--- Übungstext ---
Trotzdem sind solche Tage sehr gut und nützlich, weil es dieses Thema wieder Aufmerksamkeit widmet. Es war auch sehr herzerwärmend zu sehen, wie viele Rollstuhlfahrer und Menschen mit Geleite Hund anwesend waren. Schon deshalb würde ich sagen: es braucht mehr von solche Tage.

Grenzen

Quelle: http://www.freestockphotos.biz/stockphoto/6405

Die letzten Jahren denke ich, gezwungene Weise, viel nach über die Frage: „Wann bin ich an meiner Grenze, wann überschreite ich diese Grenze und wann nicht“.
--- Rohdaten ---
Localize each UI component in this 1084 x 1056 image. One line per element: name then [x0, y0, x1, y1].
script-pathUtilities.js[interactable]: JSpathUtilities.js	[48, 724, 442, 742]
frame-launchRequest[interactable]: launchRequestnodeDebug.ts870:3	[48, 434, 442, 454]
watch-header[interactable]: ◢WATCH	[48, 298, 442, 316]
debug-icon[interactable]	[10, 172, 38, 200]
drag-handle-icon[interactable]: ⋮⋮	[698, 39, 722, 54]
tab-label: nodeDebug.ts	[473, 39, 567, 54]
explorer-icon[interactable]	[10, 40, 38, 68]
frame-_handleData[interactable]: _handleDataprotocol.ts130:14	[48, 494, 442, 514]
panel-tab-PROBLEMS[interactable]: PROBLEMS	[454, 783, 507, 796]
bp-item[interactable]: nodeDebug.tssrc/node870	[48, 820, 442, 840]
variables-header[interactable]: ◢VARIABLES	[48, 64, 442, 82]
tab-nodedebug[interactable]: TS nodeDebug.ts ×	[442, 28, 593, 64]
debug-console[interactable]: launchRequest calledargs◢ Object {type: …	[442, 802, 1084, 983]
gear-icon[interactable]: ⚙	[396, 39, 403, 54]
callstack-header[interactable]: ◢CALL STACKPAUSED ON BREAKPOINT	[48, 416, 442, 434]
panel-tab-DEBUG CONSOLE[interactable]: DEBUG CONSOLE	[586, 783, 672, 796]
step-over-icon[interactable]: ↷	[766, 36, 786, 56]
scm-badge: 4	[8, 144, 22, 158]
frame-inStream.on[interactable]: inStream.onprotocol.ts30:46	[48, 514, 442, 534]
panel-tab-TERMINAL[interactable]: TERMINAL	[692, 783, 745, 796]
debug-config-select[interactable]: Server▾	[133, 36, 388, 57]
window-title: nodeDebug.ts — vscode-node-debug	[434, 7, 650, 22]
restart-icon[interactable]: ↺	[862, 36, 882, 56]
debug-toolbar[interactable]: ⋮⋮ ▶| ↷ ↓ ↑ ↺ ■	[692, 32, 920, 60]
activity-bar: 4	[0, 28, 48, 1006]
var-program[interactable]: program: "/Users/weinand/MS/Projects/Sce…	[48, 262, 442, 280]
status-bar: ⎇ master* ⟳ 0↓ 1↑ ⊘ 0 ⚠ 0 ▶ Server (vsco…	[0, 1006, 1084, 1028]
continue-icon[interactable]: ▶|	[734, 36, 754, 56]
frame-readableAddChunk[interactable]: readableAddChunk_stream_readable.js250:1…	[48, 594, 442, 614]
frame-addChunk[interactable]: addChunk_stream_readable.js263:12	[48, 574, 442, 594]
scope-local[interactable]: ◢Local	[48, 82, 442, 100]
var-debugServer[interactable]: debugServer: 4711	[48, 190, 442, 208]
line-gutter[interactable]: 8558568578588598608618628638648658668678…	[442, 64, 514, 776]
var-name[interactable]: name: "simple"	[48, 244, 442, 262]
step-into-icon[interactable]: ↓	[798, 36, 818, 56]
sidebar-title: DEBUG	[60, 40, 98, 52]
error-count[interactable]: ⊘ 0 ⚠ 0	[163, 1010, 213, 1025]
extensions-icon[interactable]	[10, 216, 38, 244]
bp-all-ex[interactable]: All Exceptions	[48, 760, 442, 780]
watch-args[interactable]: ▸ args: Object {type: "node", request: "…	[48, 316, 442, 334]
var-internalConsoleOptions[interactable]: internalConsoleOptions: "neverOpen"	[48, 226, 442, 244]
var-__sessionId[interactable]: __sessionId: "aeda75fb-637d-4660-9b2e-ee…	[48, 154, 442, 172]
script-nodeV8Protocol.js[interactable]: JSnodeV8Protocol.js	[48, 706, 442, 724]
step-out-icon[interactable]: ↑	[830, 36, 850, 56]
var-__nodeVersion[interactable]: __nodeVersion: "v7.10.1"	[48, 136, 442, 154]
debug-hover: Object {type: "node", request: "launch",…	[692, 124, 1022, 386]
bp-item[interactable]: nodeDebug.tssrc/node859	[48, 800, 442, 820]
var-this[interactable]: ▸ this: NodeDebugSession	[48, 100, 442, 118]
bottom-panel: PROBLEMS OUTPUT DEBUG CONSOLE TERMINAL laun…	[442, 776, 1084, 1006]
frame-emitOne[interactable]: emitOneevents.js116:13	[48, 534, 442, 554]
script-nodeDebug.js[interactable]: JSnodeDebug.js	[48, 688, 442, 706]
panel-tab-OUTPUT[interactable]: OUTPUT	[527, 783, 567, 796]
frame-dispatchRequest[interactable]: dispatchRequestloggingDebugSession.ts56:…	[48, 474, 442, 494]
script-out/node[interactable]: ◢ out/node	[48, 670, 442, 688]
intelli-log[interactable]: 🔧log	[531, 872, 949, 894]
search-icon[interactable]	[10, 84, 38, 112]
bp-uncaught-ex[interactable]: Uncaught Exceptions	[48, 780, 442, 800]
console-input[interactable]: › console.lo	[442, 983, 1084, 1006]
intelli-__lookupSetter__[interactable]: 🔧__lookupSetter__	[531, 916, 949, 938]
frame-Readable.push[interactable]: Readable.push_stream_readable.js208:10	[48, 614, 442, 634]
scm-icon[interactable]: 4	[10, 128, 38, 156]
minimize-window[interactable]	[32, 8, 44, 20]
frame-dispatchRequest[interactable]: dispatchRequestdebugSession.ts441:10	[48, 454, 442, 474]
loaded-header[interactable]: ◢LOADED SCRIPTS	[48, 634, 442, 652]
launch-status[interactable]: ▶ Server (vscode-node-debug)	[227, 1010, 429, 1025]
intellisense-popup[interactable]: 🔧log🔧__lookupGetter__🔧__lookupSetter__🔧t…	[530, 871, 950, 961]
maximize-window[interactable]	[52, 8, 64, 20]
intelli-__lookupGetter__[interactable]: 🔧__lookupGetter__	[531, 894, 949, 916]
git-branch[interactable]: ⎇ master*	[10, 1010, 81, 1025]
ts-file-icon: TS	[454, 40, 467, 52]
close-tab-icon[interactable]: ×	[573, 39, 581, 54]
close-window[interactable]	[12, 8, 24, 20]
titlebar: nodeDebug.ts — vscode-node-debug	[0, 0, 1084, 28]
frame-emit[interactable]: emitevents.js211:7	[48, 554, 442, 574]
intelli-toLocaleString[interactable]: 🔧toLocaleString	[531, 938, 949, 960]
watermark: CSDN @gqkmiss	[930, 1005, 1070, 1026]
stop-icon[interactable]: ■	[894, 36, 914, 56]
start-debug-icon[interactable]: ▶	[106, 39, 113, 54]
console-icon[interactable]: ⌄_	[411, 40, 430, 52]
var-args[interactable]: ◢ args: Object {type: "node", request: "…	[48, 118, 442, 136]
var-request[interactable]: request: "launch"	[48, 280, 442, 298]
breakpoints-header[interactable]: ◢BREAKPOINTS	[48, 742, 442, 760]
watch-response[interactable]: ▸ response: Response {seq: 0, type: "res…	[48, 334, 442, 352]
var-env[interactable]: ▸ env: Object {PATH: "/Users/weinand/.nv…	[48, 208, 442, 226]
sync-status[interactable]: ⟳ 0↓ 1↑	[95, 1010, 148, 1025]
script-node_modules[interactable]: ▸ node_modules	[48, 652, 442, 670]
---
Aufgabe 1
Übertragen Sie diesen Satz aus dem Übungstext ins Englische: »Die letzten Jahren denke ich, gezwungene Weise, viel nach über die Frage: „Wann bin ich an meiner Grenze, wann überschreite ich diese Grenze und wann nicht“.«
Aufgabe 2
Schreiben Sie den Abschnitt des Übungstexts von „Trotzdem sind solche“ bis „von solche Tage.“ noch einmal ab und setzen Sie dabei „Rollstuhlnutzer“ an die Stelle von „Rollstuhlfahrer“.

Antwort 1
In recent years I have, out of necessity, thought a great deal about the question: "When am I at my limit, when do I cross this limit, and when do I not?"

Antwort 2
Trotzdem sind solche Tage sehr gut und nützlich, weil es dieses Thema wieder Aufmerksamkeit widmet. Es war auch sehr herzerwärmend zu sehen, wie viele Rollstuhlnutzer und Menschen mit Geleite Hund anwesend waren. Schon deshalb würde ich sagen: es braucht mehr von solche Tage.